══ DATA SUPPLIED
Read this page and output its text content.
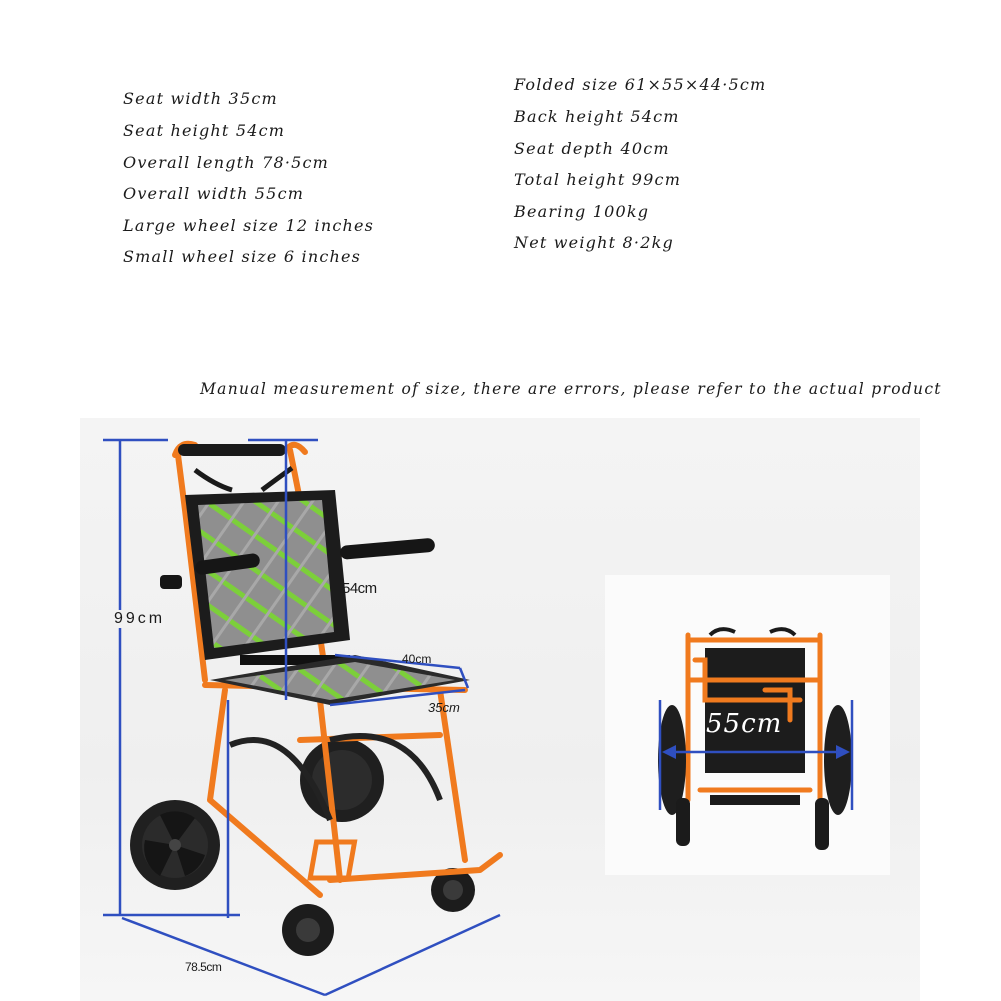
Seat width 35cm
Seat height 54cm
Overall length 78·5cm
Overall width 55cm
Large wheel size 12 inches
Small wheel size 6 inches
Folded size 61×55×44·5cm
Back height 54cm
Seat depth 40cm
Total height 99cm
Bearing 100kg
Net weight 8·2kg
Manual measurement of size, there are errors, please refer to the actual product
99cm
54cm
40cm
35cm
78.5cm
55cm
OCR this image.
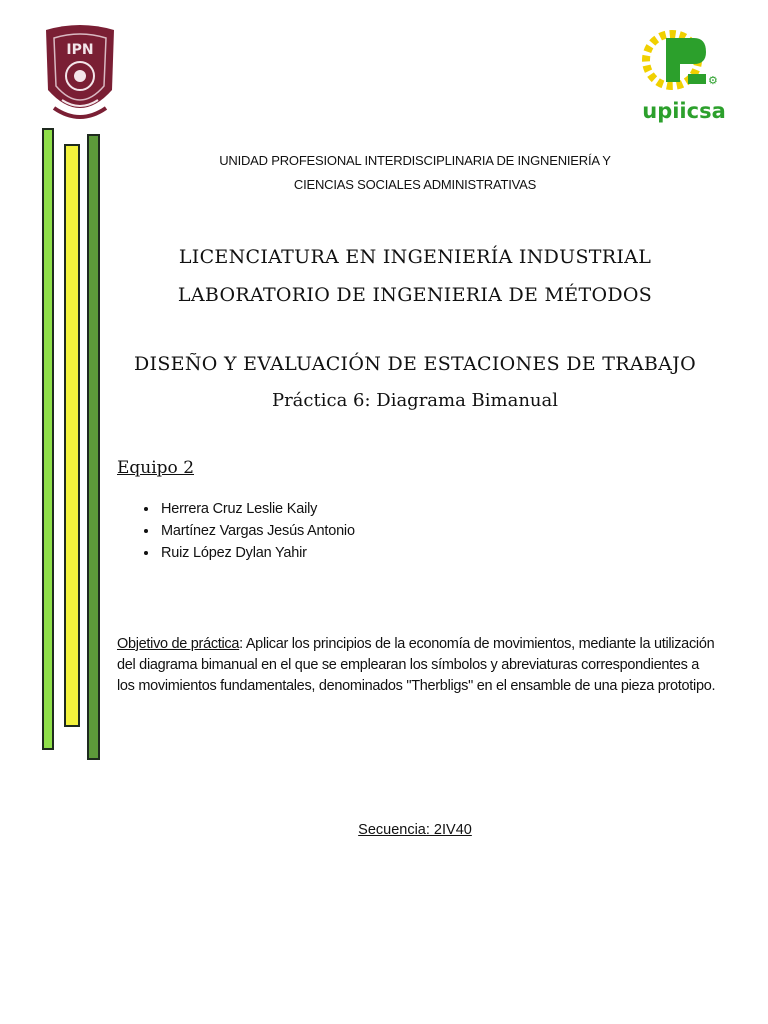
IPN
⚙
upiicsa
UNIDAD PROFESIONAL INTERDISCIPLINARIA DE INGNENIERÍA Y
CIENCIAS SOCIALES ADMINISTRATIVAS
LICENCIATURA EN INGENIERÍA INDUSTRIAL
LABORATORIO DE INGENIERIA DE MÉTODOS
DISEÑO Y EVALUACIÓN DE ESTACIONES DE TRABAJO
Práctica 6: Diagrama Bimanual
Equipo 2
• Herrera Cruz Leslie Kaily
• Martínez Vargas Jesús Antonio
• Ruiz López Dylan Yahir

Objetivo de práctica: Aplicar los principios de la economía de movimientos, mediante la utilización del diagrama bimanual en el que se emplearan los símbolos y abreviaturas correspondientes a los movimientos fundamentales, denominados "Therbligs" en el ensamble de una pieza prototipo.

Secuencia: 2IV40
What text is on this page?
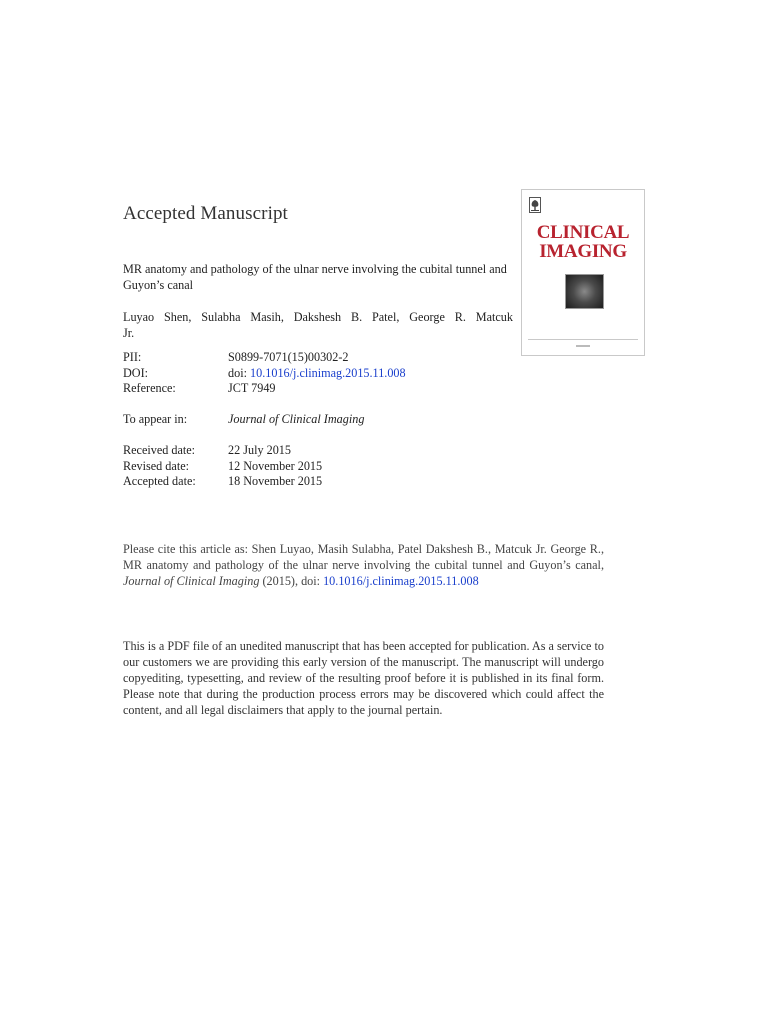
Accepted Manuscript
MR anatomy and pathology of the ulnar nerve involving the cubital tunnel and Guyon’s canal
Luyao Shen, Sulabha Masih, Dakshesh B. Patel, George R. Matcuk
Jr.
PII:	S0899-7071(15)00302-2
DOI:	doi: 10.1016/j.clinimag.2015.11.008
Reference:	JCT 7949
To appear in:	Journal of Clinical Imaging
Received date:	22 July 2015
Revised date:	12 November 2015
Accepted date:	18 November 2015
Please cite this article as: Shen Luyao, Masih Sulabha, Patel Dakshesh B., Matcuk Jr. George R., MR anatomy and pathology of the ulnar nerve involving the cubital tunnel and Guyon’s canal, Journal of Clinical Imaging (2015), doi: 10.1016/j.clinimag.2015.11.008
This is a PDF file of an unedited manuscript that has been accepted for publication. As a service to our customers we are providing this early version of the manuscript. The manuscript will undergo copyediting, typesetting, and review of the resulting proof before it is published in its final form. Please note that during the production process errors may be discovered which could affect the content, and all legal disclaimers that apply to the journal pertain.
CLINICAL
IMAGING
════
#### YOUR GOAL
Extract each line from the entries above that contains the string "height".

#### TASK SOLUTION
Seat height 54cm
Back height 54cm
Total height 99cm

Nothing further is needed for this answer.